▶ [Data supplied]:
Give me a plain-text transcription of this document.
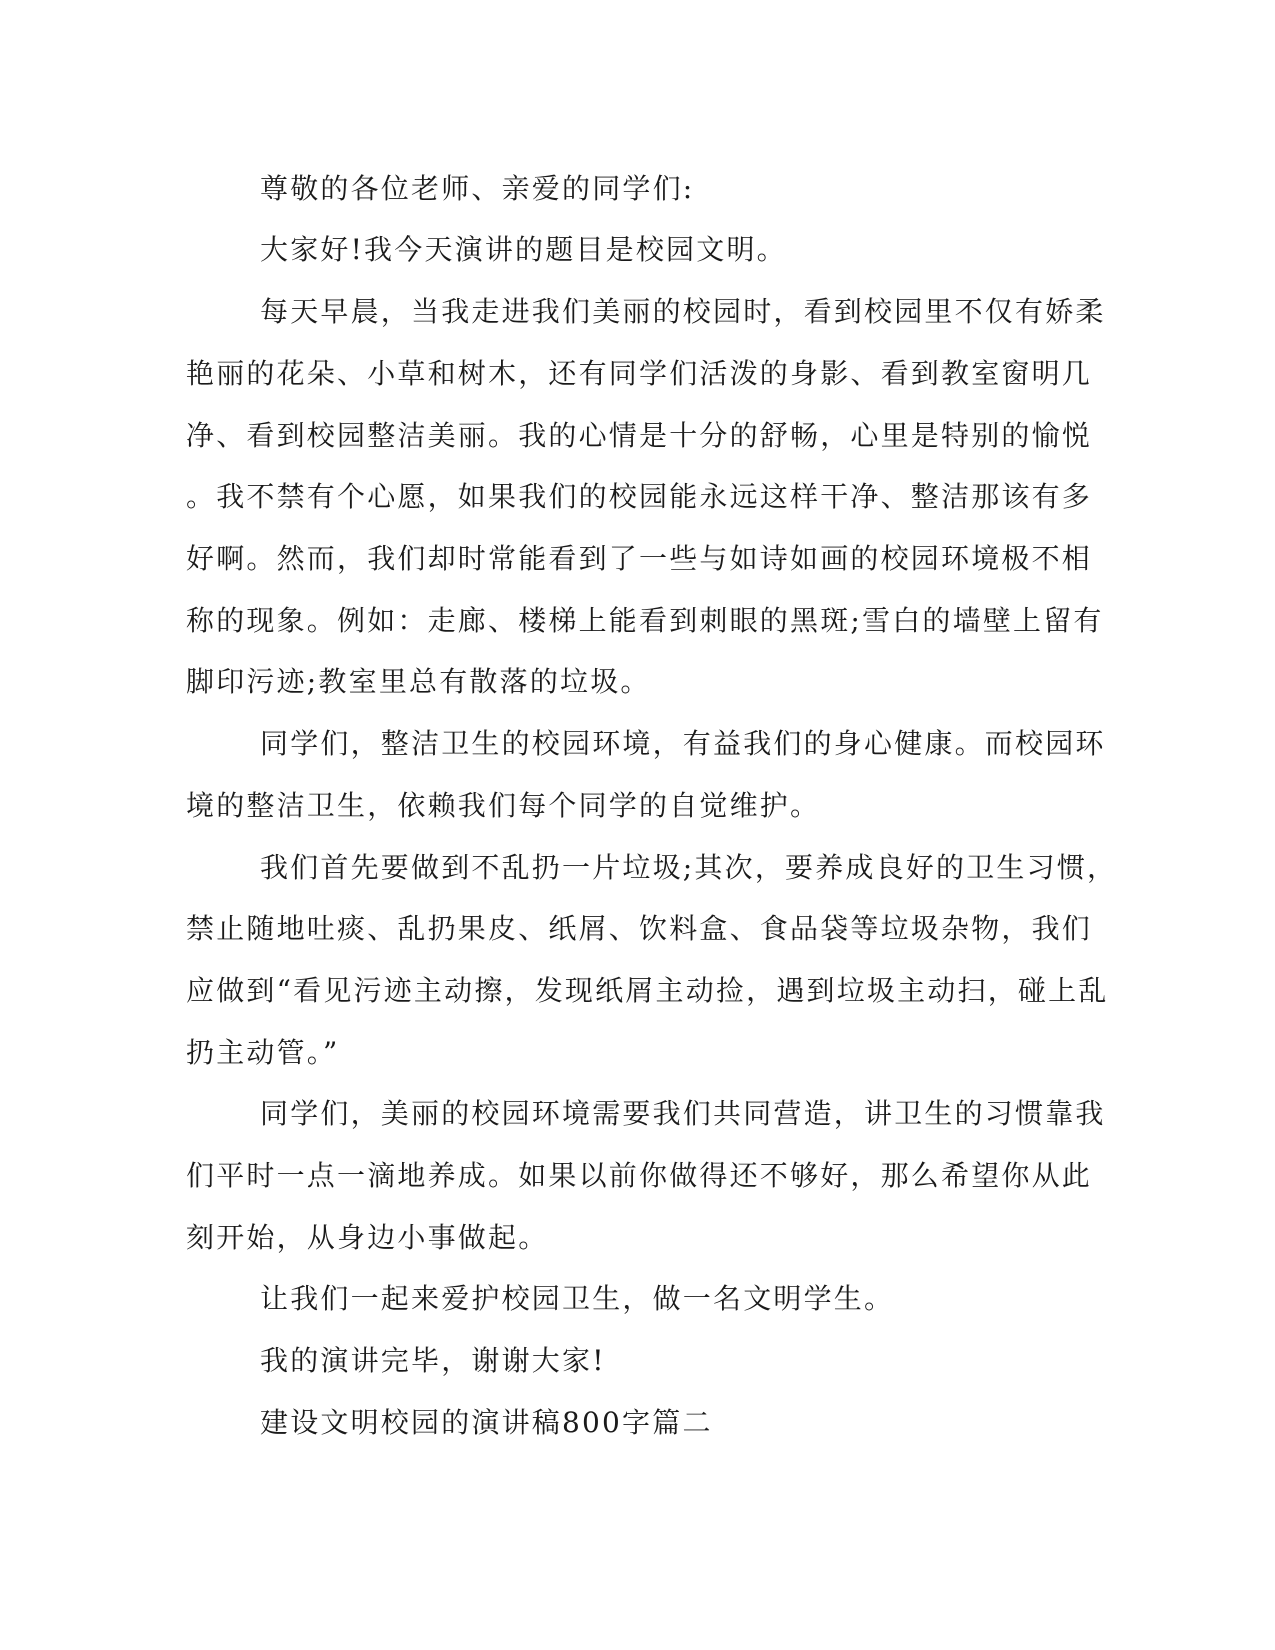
尊敬的各位老师、亲爱的同学们:
大家好!我今天演讲的题目是校园文明。
每天早晨，当我走进我们美丽的校园时，看到校园里不仅有娇柔
艳丽的花朵、小草和树木，还有同学们活泼的身影、看到教室窗明几
净、看到校园整洁美丽。我的心情是十分的舒畅，心里是特别的愉悦
。我不禁有个心愿，如果我们的校园能永远这样干净、整洁那该有多
好啊。然而，我们却时常能看到了一些与如诗如画的校园环境极不相
称的现象。例如：走廊、楼梯上能看到刺眼的黑斑;雪白的墙壁上留有
脚印污迹;教室里总有散落的垃圾。
同学们，整洁卫生的校园环境，有益我们的身心健康。而校园环
境的整洁卫生，依赖我们每个同学的自觉维护。
我们首先要做到不乱扔一片垃圾;其次，要养成良好的卫生习惯，
禁止随地吐痰、乱扔果皮、纸屑、饮料盒、食品袋等垃圾杂物，我们
应做到“看见污迹主动擦，发现纸屑主动捡，遇到垃圾主动扫，碰上乱
扔主动管。”
同学们，美丽的校园环境需要我们共同营造，讲卫生的习惯靠我
们平时一点一滴地养成。如果以前你做得还不够好，那么希望你从此
刻开始，从身边小事做起。
让我们一起来爱护校园卫生，做一名文明学生。
我的演讲完毕，谢谢大家!
建设文明校园的演讲稿800字篇二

▶ [What to work on]:
Transcribe all of the entries word for word, but skip any pictures they contain.

▶ [Response to this exercise]:
Give me a plain-text transcription of this document.
尊敬的各位老师、亲爱的同学们:
大家好!我今天演讲的题目是校园文明。
每天早晨，当我走进我们美丽的校园时，看到校园里不仅有娇柔
艳丽的花朵、小草和树木，还有同学们活泼的身影、看到教室窗明几
净、看到校园整洁美丽。我的心情是十分的舒畅，心里是特别的愉悦
。我不禁有个心愿，如果我们的校园能永远这样干净、整洁那该有多
好啊。然而，我们却时常能看到了一些与如诗如画的校园环境极不相
称的现象。例如：走廊、楼梯上能看到刺眼的黑斑;雪白的墙壁上留有
脚印污迹;教室里总有散落的垃圾。
同学们，整洁卫生的校园环境，有益我们的身心健康。而校园环
境的整洁卫生，依赖我们每个同学的自觉维护。
我们首先要做到不乱扔一片垃圾;其次，要养成良好的卫生习惯，
禁止随地吐痰、乱扔果皮、纸屑、饮料盒、食品袋等垃圾杂物，我们
应做到“看见污迹主动擦，发现纸屑主动捡，遇到垃圾主动扫，碰上乱
扔主动管。”
同学们，美丽的校园环境需要我们共同营造，讲卫生的习惯靠我
们平时一点一滴地养成。如果以前你做得还不够好，那么希望你从此
刻开始，从身边小事做起。
让我们一起来爱护校园卫生，做一名文明学生。
我的演讲完毕，谢谢大家!
建设文明校园的演讲稿800字篇二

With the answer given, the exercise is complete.